Items from a figure collection:
- - - - - - -

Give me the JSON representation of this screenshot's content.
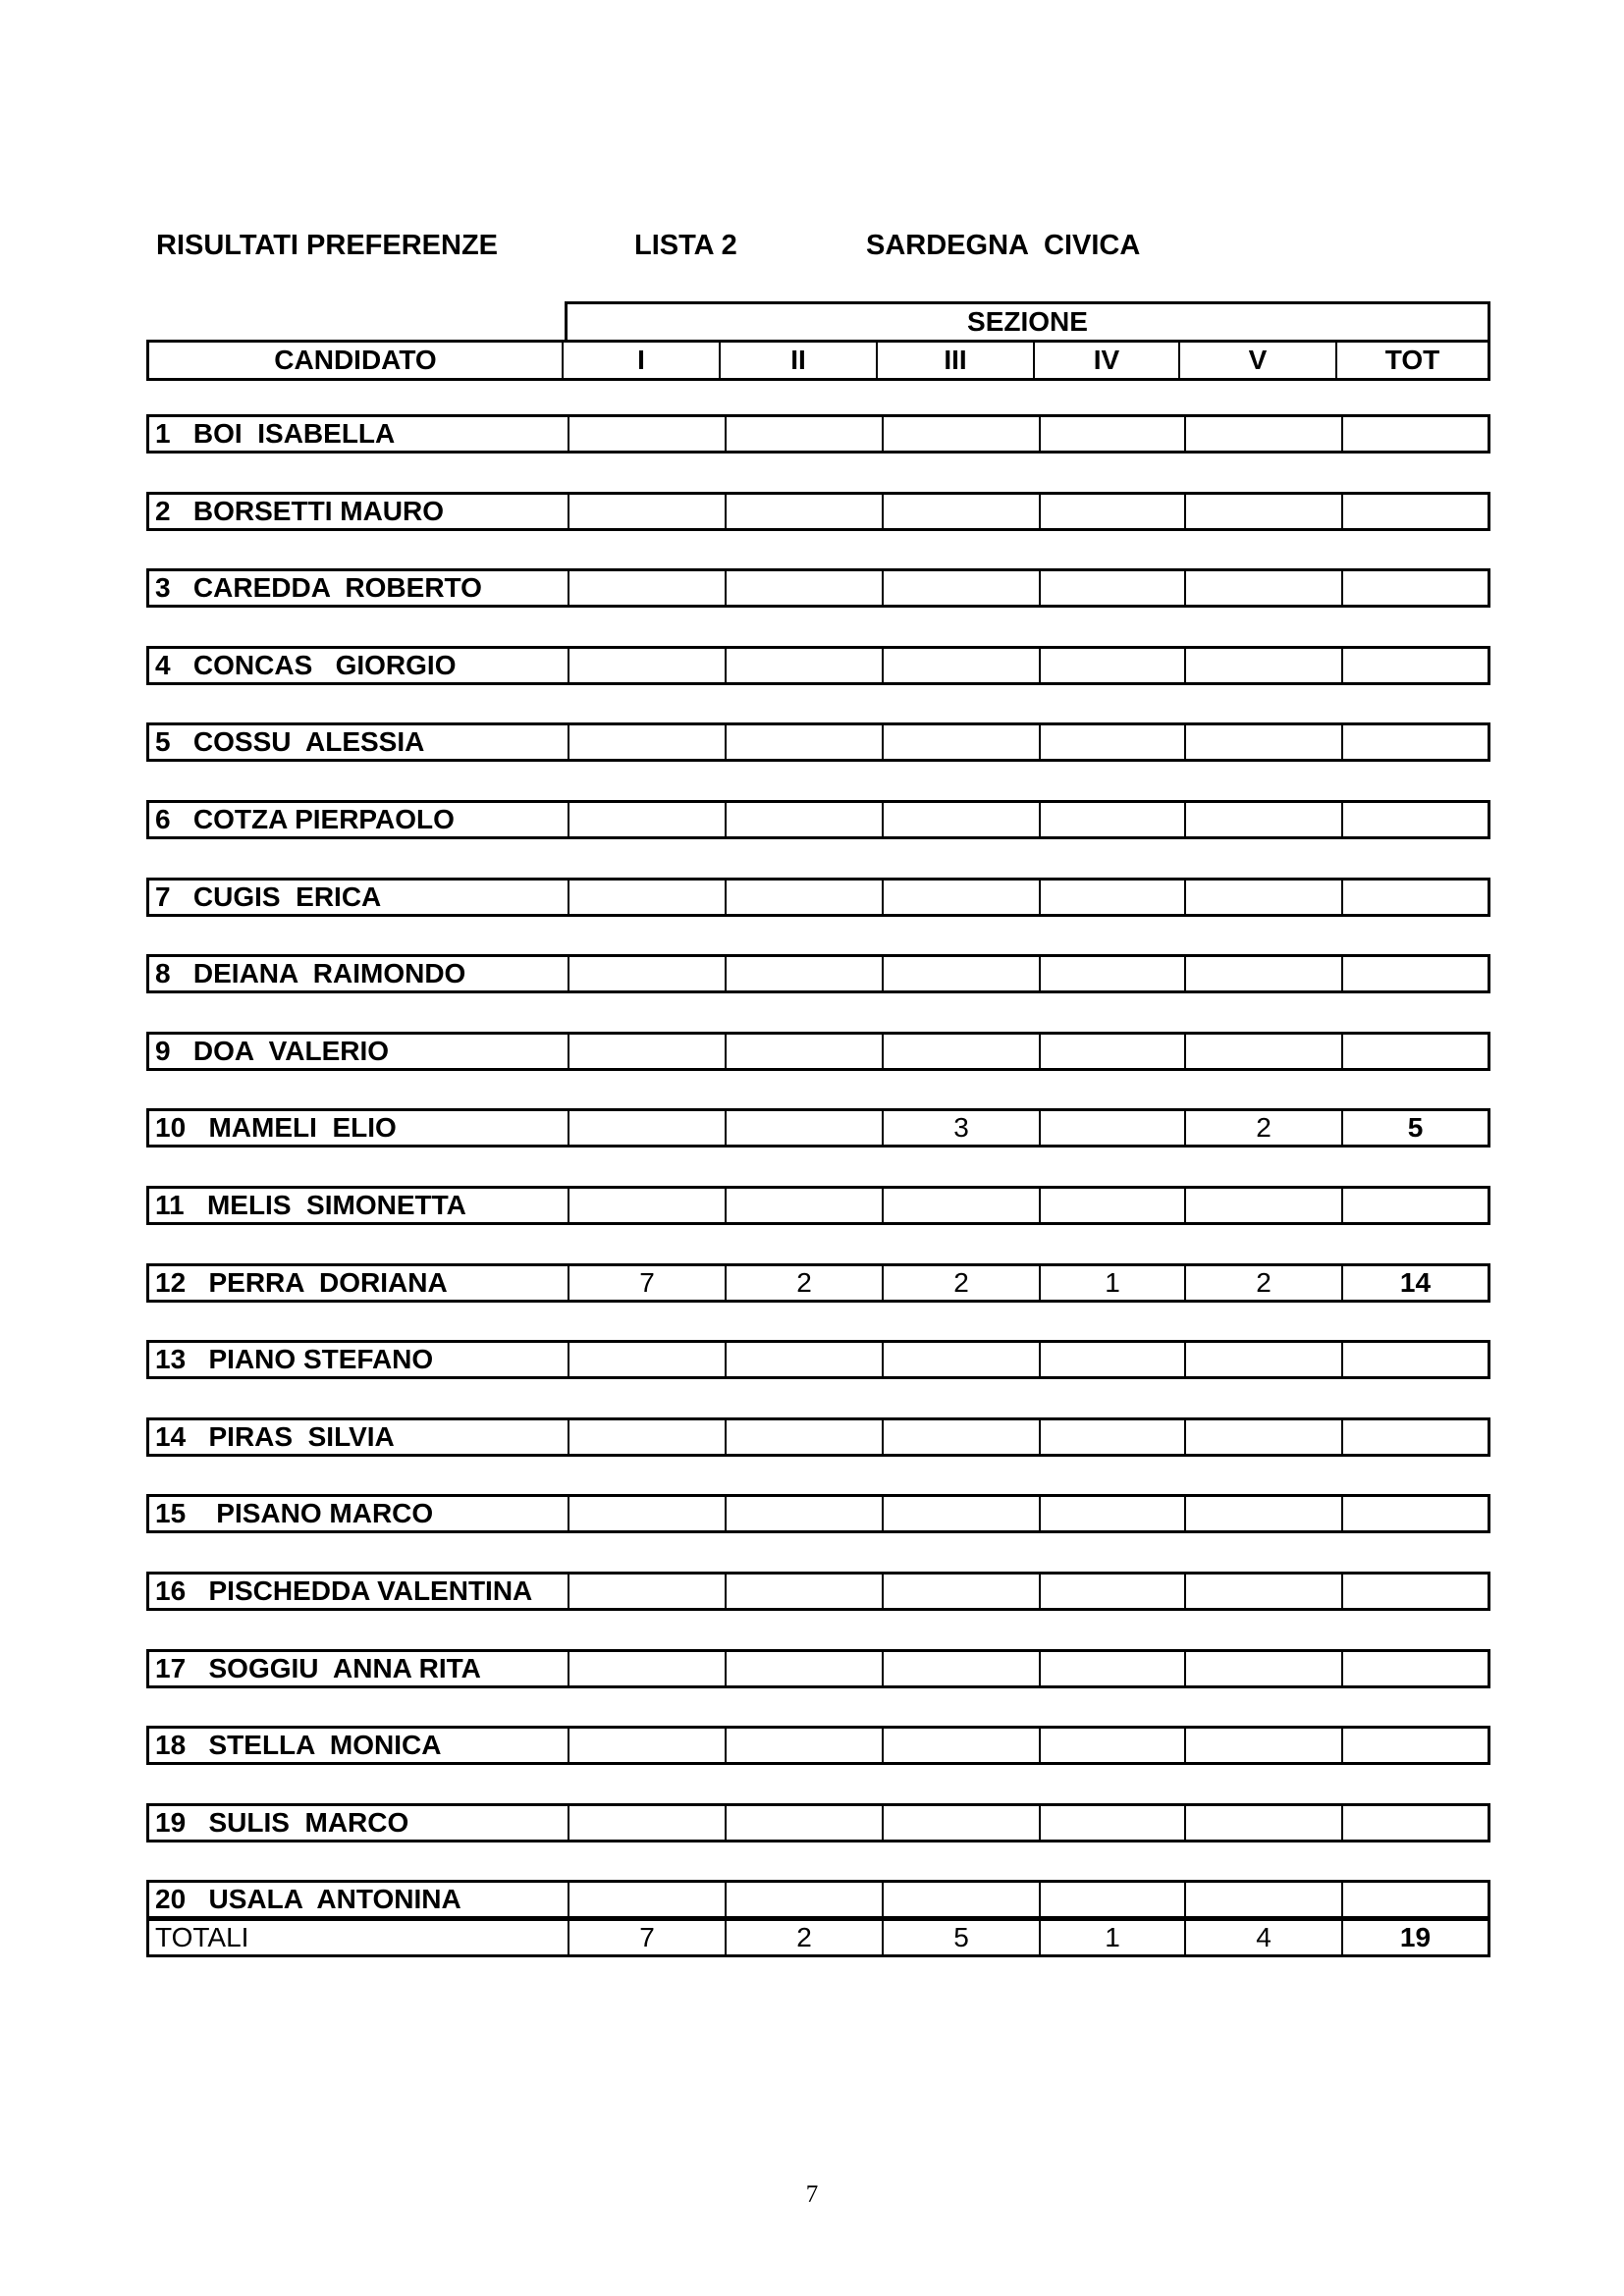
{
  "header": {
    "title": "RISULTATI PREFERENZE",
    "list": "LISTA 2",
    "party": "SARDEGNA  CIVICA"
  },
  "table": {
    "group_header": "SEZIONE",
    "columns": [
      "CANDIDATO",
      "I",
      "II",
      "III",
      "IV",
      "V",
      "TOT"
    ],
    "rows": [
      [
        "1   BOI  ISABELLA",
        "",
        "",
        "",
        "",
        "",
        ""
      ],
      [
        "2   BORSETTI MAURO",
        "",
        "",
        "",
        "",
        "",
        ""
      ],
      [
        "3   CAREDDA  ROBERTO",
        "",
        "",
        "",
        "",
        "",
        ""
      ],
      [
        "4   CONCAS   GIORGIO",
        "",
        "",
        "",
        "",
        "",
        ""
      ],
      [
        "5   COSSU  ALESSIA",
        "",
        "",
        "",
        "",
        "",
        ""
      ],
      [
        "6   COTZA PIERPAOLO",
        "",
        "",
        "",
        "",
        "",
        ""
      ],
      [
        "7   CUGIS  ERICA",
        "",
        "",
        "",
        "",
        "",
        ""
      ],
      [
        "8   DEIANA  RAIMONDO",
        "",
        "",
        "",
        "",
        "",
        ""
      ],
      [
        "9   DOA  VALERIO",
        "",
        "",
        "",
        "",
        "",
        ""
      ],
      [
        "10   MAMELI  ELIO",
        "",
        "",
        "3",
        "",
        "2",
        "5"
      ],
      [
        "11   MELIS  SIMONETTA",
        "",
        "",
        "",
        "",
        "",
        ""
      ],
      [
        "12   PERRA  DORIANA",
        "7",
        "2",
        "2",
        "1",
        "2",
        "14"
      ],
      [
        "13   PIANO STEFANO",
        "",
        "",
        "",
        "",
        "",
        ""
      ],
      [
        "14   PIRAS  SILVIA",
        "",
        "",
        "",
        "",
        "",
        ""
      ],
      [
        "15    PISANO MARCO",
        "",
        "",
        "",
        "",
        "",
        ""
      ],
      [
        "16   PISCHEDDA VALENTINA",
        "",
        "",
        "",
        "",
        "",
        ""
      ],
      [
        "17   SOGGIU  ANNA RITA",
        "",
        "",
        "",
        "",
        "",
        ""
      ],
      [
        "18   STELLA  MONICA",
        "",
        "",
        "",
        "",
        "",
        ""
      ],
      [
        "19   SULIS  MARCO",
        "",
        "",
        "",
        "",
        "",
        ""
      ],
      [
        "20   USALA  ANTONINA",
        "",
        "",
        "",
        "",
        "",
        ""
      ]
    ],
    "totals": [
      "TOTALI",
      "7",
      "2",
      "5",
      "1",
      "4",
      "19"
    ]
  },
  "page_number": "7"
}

- - - - - - -

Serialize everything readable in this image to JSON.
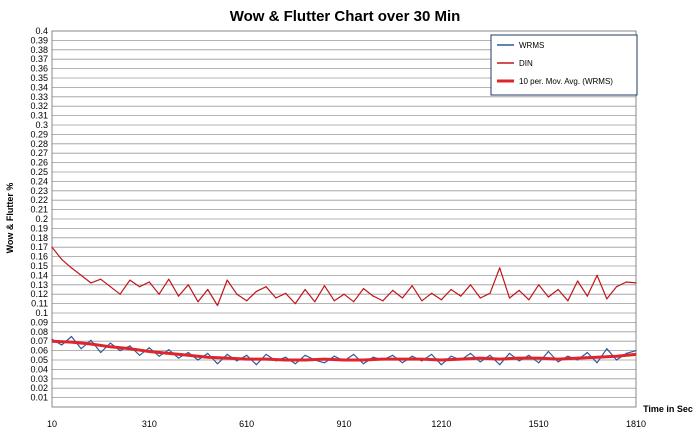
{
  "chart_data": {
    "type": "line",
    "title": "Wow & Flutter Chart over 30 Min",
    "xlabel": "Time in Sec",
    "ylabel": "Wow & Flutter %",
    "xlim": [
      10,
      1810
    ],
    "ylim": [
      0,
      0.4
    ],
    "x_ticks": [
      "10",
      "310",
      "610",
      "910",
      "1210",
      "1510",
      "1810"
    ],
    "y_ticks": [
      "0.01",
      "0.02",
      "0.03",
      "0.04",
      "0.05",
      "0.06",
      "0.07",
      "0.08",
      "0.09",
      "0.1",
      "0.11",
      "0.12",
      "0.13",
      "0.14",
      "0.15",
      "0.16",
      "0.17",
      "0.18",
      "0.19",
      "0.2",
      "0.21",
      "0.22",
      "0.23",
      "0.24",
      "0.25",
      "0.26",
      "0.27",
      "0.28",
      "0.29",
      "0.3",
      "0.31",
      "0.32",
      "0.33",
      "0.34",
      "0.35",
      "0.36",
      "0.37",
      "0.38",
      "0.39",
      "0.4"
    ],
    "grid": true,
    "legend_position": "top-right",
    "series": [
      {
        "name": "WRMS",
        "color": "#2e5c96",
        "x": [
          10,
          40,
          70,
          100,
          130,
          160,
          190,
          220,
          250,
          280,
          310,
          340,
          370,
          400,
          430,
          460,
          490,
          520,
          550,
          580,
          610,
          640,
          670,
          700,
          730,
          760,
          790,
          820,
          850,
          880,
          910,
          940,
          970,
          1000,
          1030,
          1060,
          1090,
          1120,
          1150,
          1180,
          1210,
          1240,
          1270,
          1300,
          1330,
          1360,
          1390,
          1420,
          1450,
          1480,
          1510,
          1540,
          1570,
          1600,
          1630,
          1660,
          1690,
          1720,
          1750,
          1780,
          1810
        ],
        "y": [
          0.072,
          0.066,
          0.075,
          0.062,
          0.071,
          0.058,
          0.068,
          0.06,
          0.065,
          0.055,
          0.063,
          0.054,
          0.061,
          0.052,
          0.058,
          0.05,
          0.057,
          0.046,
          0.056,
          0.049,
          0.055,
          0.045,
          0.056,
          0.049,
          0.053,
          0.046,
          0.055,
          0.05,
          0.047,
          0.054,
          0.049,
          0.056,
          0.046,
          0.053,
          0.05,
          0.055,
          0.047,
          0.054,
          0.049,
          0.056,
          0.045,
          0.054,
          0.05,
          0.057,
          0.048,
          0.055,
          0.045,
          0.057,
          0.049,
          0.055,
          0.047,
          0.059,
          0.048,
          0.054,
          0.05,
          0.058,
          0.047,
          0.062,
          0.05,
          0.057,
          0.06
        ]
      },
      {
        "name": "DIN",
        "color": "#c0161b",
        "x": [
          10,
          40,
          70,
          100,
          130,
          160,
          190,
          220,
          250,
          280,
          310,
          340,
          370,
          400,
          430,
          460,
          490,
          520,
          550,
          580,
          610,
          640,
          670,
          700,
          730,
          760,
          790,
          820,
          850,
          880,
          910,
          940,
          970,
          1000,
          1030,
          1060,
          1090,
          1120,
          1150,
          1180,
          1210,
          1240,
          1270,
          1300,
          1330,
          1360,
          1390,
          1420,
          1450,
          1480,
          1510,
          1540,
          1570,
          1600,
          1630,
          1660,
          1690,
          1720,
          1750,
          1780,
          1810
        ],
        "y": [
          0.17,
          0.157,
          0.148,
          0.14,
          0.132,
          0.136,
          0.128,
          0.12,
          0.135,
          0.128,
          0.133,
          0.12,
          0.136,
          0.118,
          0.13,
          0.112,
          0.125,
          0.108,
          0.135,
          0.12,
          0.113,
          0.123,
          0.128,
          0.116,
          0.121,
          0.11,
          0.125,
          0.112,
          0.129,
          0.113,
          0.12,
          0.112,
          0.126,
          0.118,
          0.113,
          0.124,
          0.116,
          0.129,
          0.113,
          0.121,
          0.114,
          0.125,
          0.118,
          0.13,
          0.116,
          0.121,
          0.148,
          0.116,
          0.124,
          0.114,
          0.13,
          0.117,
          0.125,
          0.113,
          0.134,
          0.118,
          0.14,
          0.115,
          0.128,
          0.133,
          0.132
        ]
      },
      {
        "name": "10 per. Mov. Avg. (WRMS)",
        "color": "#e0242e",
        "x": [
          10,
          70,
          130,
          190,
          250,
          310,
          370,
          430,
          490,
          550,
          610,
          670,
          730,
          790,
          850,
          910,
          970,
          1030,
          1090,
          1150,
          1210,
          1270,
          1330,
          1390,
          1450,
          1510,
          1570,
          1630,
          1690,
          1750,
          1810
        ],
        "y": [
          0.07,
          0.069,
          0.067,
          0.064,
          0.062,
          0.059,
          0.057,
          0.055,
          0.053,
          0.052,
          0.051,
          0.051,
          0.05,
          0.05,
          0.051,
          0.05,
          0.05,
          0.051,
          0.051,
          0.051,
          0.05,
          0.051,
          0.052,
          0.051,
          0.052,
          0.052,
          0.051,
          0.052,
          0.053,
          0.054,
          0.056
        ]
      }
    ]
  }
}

- - - - - - -

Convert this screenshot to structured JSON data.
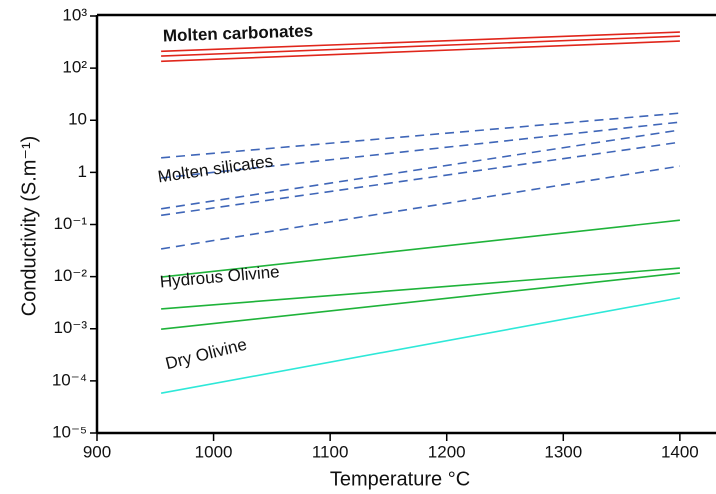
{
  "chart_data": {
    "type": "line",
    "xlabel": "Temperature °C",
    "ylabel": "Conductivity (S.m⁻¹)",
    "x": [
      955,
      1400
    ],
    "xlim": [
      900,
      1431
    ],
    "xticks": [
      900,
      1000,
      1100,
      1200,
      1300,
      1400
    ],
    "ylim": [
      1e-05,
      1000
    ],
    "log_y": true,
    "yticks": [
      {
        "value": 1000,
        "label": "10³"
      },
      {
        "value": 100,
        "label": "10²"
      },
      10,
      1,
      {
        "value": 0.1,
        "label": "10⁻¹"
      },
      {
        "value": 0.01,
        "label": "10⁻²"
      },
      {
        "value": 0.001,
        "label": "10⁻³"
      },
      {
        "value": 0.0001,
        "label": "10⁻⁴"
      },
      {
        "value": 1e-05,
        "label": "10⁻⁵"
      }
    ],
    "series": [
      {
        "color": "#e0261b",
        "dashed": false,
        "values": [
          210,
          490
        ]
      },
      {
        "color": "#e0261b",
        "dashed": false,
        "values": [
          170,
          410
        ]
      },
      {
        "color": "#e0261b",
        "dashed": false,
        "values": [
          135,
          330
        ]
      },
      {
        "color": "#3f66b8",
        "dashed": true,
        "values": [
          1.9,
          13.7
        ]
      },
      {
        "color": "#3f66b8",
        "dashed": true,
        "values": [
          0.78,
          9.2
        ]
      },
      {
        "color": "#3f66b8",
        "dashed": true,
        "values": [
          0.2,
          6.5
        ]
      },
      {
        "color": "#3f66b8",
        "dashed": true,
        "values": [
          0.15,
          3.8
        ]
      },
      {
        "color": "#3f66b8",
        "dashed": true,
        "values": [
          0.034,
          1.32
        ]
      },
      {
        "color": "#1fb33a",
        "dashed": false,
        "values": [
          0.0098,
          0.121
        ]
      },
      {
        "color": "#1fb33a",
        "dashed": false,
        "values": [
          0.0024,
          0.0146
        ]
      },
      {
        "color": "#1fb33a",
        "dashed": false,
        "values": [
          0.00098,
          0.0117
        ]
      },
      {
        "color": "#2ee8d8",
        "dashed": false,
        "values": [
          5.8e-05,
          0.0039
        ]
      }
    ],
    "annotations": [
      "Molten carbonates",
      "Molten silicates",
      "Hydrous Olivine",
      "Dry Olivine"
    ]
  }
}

- - - - - - -

To do: From the entries above, collect every line with the string "title" in it.

Reply:
    "title": "RISULTATI PREFERENZE",
    "title": "Wow & Flutter Chart over 30 Min",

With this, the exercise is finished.